• [The task]: Return the listing below verbatim. Pictures do not belong in the copy.

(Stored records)
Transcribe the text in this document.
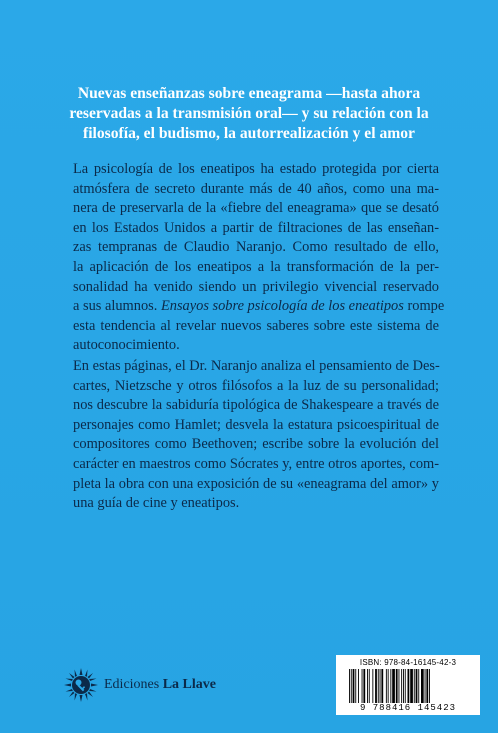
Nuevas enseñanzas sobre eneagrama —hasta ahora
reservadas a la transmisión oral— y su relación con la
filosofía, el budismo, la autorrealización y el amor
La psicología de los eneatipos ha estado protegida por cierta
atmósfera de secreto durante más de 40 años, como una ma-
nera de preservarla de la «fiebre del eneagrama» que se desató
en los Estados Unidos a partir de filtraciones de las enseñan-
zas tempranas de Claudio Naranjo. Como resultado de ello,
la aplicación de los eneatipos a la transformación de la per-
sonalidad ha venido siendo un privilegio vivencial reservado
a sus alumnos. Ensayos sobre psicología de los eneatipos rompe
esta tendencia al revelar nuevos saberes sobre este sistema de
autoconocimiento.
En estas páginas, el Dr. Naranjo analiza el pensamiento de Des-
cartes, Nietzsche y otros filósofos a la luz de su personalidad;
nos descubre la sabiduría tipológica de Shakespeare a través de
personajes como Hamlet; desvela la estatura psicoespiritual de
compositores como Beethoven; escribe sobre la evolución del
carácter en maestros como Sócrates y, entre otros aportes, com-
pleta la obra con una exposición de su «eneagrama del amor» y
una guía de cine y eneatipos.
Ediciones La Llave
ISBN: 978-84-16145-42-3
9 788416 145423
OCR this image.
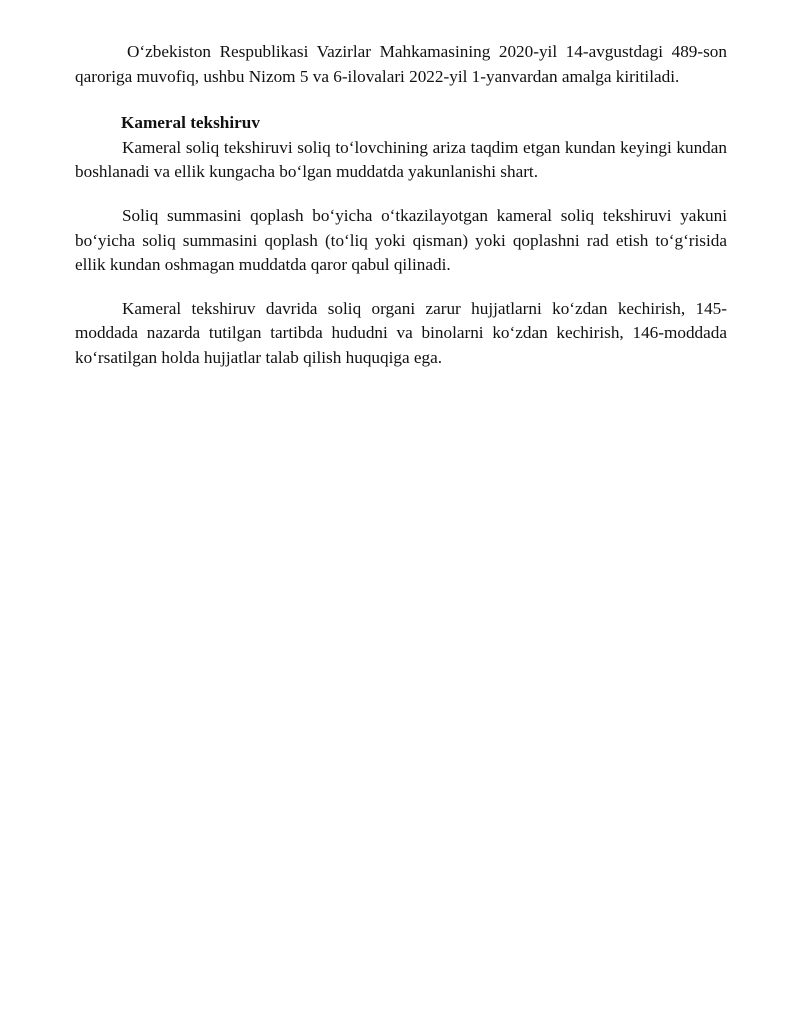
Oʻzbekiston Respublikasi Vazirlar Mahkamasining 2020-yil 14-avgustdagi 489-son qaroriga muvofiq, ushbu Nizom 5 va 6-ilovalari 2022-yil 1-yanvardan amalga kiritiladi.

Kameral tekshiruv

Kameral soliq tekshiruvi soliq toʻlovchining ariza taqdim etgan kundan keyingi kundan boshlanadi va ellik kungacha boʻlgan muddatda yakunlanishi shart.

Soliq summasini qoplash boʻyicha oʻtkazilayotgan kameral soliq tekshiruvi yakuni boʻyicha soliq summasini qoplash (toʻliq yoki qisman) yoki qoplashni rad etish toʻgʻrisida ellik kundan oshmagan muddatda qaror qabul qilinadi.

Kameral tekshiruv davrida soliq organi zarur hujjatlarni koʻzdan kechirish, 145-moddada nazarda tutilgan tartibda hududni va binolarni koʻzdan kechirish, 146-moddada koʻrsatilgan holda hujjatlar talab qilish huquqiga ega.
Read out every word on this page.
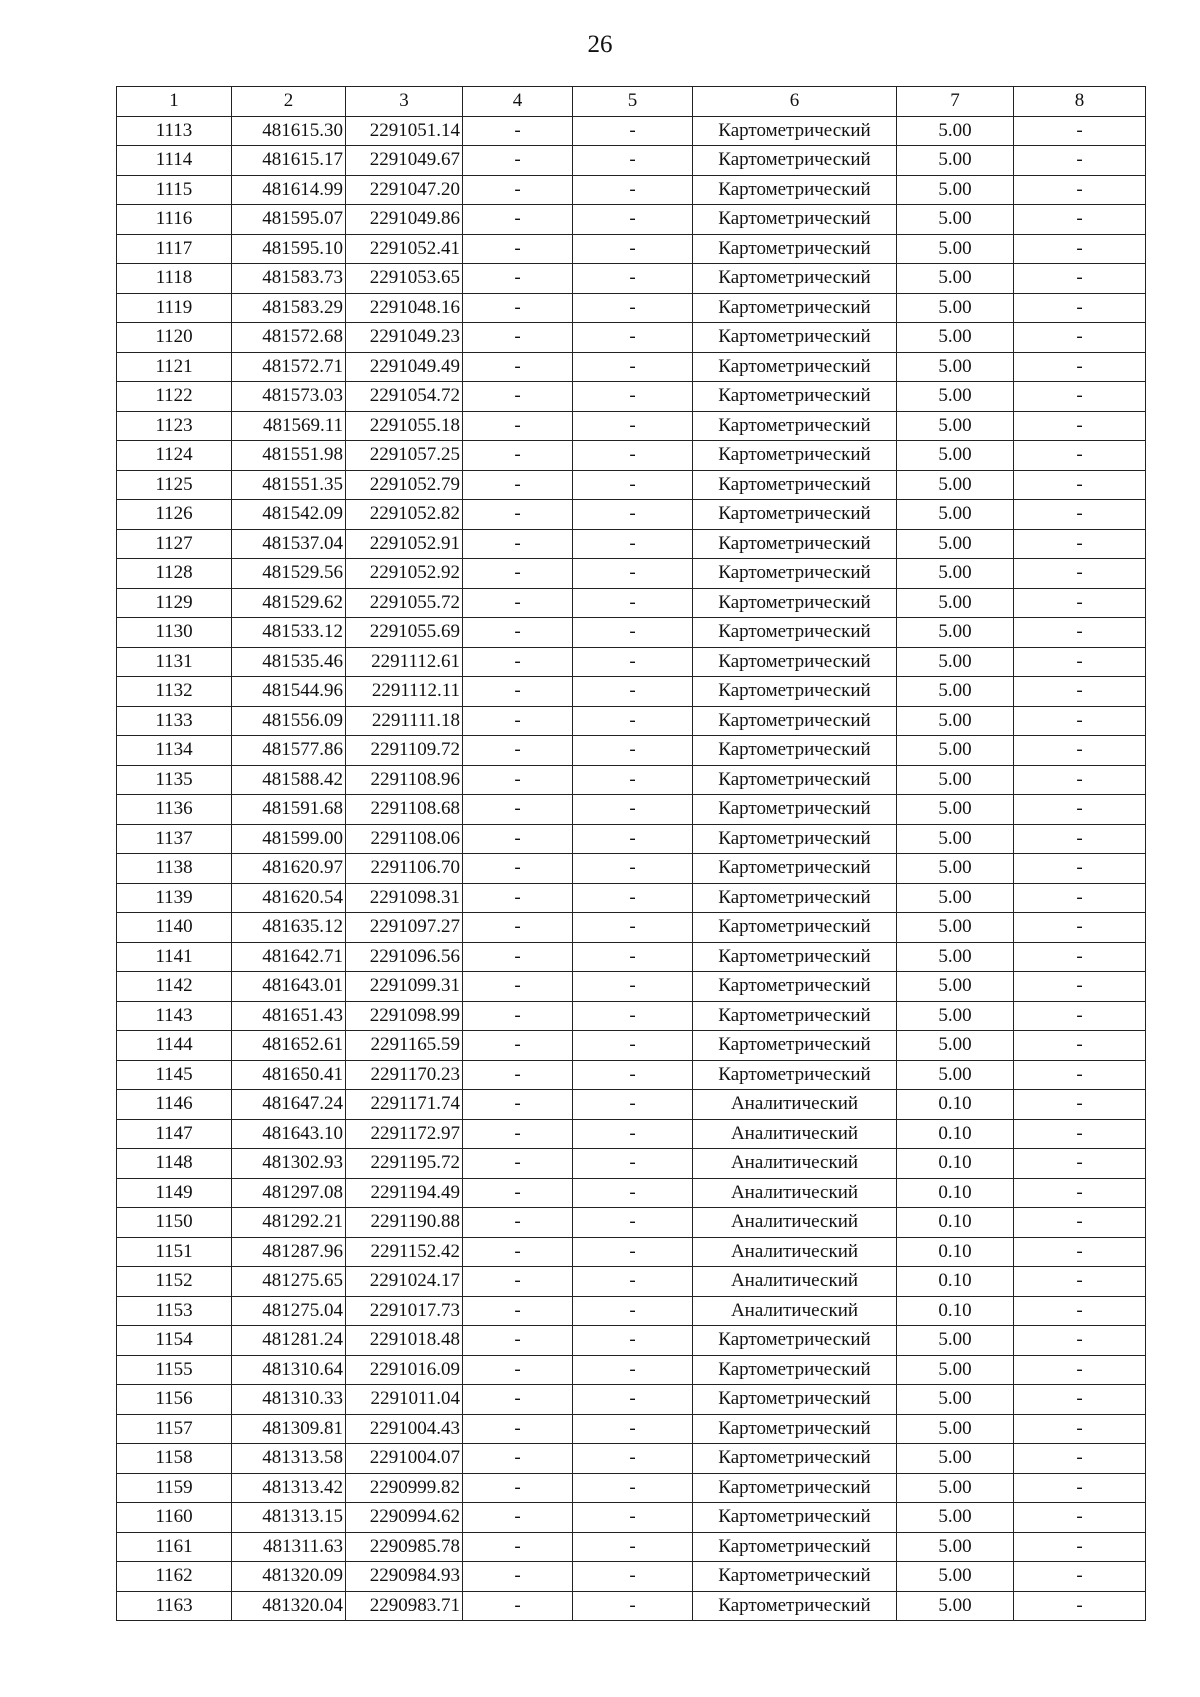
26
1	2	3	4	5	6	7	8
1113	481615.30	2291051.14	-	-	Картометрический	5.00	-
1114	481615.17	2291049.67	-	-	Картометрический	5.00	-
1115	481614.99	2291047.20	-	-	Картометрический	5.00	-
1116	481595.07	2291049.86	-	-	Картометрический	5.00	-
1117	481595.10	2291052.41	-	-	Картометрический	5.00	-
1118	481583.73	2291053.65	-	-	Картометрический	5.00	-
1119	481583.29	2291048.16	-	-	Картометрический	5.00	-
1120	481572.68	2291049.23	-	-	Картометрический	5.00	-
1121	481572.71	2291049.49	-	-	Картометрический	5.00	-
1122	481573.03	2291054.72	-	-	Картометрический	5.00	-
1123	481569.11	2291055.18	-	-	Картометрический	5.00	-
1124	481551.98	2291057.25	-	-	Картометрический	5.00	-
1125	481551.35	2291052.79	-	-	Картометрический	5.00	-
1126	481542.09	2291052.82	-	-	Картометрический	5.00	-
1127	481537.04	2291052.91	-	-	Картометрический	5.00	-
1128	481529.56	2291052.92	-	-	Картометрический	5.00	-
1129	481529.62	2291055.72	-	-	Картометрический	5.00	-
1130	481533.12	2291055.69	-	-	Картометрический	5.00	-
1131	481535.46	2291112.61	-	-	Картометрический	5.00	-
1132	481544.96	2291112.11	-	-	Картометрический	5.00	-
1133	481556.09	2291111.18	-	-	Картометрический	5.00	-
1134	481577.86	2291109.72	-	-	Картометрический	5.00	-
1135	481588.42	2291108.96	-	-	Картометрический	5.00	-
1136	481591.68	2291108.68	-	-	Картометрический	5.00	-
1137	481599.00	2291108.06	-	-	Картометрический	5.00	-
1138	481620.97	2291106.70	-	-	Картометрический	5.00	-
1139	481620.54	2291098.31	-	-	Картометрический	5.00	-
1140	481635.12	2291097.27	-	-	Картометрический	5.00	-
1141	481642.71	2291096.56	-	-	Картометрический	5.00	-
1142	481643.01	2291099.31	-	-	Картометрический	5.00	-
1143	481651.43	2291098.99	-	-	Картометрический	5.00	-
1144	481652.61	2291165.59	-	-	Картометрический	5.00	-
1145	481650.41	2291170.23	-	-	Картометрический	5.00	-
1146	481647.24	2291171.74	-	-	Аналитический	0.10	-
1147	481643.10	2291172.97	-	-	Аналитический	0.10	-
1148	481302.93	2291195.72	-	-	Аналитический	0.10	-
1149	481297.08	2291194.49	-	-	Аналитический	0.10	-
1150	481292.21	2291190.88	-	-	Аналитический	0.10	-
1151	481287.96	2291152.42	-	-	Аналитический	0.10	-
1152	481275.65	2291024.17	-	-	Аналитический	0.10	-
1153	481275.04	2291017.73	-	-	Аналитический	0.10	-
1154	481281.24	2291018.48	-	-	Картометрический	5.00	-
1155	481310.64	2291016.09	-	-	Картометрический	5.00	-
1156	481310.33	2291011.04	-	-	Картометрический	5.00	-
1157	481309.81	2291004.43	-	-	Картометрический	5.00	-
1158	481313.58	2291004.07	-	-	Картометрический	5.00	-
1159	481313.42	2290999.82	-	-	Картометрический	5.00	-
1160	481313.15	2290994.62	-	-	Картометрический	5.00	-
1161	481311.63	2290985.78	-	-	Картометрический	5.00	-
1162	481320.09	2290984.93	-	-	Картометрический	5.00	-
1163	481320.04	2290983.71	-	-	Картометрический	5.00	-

• [Solution to this task]:
Transcribe the text in this document.
Nuevas enseñanzas sobre eneagrama —hasta ahora
reservadas a la transmisión oral— y su relación con la
filosofía, el budismo, la autorrealización y el amor
La psicología de los eneatipos ha estado protegida por cierta
atmósfera de secreto durante más de 40 años, como una ma-
nera de preservarla de la «fiebre del eneagrama» que se desató
en los Estados Unidos a partir de filtraciones de las enseñan-
zas tempranas de Claudio Naranjo. Como resultado de ello,
la aplicación de los eneatipos a la transformación de la per-
sonalidad ha venido siendo un privilegio vivencial reservado
a sus alumnos. Ensayos sobre psicología de los eneatipos rompe
esta tendencia al revelar nuevos saberes sobre este sistema de
autoconocimiento.
En estas páginas, el Dr. Naranjo analiza el pensamiento de Des-
cartes, Nietzsche y otros filósofos a la luz de su personalidad;
nos descubre la sabiduría tipológica de Shakespeare a través de
personajes como Hamlet; desvela la estatura psicoespiritual de
compositores como Beethoven; escribe sobre la evolución del
carácter en maestros como Sócrates y, entre otros aportes, com-
pleta la obra con una exposición de su «eneagrama del amor» y
una guía de cine y eneatipos.
Ediciones La Llave
ISBN: 978-84-16145-42-3
9 788416 145423
OCR this image.
Oʻzbekiston Respublikasi Vazirlar Mahkamasining 2020-yil 14-avgustdagi 489-son qaroriga muvofiq, ushbu Nizom 5 va 6-ilovalari 2022-yil 1-yanvardan amalga kiritiladi.

Kameral tekshiruv

Kameral soliq tekshiruvi soliq toʻlovchining ariza taqdim etgan kundan keyingi kundan boshlanadi va ellik kungacha boʻlgan muddatda yakunlanishi shart.

Soliq summasini qoplash boʻyicha oʻtkazilayotgan kameral soliq tekshiruvi yakuni boʻyicha soliq summasini qoplash (toʻliq yoki qisman) yoki qoplashni rad etish toʻgʻrisida ellik kundan oshmagan muddatda qaror qabul qilinadi.

Kameral tekshiruv davrida soliq organi zarur hujjatlarni koʻzdan kechirish, 145-moddada nazarda tutilgan tartibda hududni va binolarni koʻzdan kechirish, 146-moddada koʻrsatilgan holda hujjatlar talab qilish huquqiga ega.
Read out every word on this page.
26
1	2	3	4	5	6	7	8
1113	481615.30	2291051.14	-	-	Картометрический	5.00	-
1114	481615.17	2291049.67	-	-	Картометрический	5.00	-
1115	481614.99	2291047.20	-	-	Картометрический	5.00	-
1116	481595.07	2291049.86	-	-	Картометрический	5.00	-
1117	481595.10	2291052.41	-	-	Картометрический	5.00	-
1118	481583.73	2291053.65	-	-	Картометрический	5.00	-
1119	481583.29	2291048.16	-	-	Картометрический	5.00	-
1120	481572.68	2291049.23	-	-	Картометрический	5.00	-
1121	481572.71	2291049.49	-	-	Картометрический	5.00	-
1122	481573.03	2291054.72	-	-	Картометрический	5.00	-
1123	481569.11	2291055.18	-	-	Картометрический	5.00	-
1124	481551.98	2291057.25	-	-	Картометрический	5.00	-
1125	481551.35	2291052.79	-	-	Картометрический	5.00	-
1126	481542.09	2291052.82	-	-	Картометрический	5.00	-
1127	481537.04	2291052.91	-	-	Картометрический	5.00	-
1128	481529.56	2291052.92	-	-	Картометрический	5.00	-
1129	481529.62	2291055.72	-	-	Картометрический	5.00	-
1130	481533.12	2291055.69	-	-	Картометрический	5.00	-
1131	481535.46	2291112.61	-	-	Картометрический	5.00	-
1132	481544.96	2291112.11	-	-	Картометрический	5.00	-
1133	481556.09	2291111.18	-	-	Картометрический	5.00	-
1134	481577.86	2291109.72	-	-	Картометрический	5.00	-
1135	481588.42	2291108.96	-	-	Картометрический	5.00	-
1136	481591.68	2291108.68	-	-	Картометрический	5.00	-
1137	481599.00	2291108.06	-	-	Картометрический	5.00	-
1138	481620.97	2291106.70	-	-	Картометрический	5.00	-
1139	481620.54	2291098.31	-	-	Картометрический	5.00	-
1140	481635.12	2291097.27	-	-	Картометрический	5.00	-
1141	481642.71	2291096.56	-	-	Картометрический	5.00	-
1142	481643.01	2291099.31	-	-	Картометрический	5.00	-
1143	481651.43	2291098.99	-	-	Картометрический	5.00	-
1144	481652.61	2291165.59	-	-	Картометрический	5.00	-
1145	481650.41	2291170.23	-	-	Картометрический	5.00	-
1146	481647.24	2291171.74	-	-	Аналитический	0.10	-
1147	481643.10	2291172.97	-	-	Аналитический	0.10	-
1148	481302.93	2291195.72	-	-	Аналитический	0.10	-
1149	481297.08	2291194.49	-	-	Аналитический	0.10	-
1150	481292.21	2291190.88	-	-	Аналитический	0.10	-
1151	481287.96	2291152.42	-	-	Аналитический	0.10	-
1152	481275.65	2291024.17	-	-	Аналитический	0.10	-
1153	481275.04	2291017.73	-	-	Аналитический	0.10	-
1154	481281.24	2291018.48	-	-	Картометрический	5.00	-
1155	481310.64	2291016.09	-	-	Картометрический	5.00	-
1156	481310.33	2291011.04	-	-	Картометрический	5.00	-
1157	481309.81	2291004.43	-	-	Картометрический	5.00	-
1158	481313.58	2291004.07	-	-	Картометрический	5.00	-
1159	481313.42	2290999.82	-	-	Картометрический	5.00	-
1160	481313.15	2290994.62	-	-	Картометрический	5.00	-
1161	481311.63	2290985.78	-	-	Картометрический	5.00	-
1162	481320.09	2290984.93	-	-	Картометрический	5.00	-
1163	481320.04	2290983.71	-	-	Картометрический	5.00	-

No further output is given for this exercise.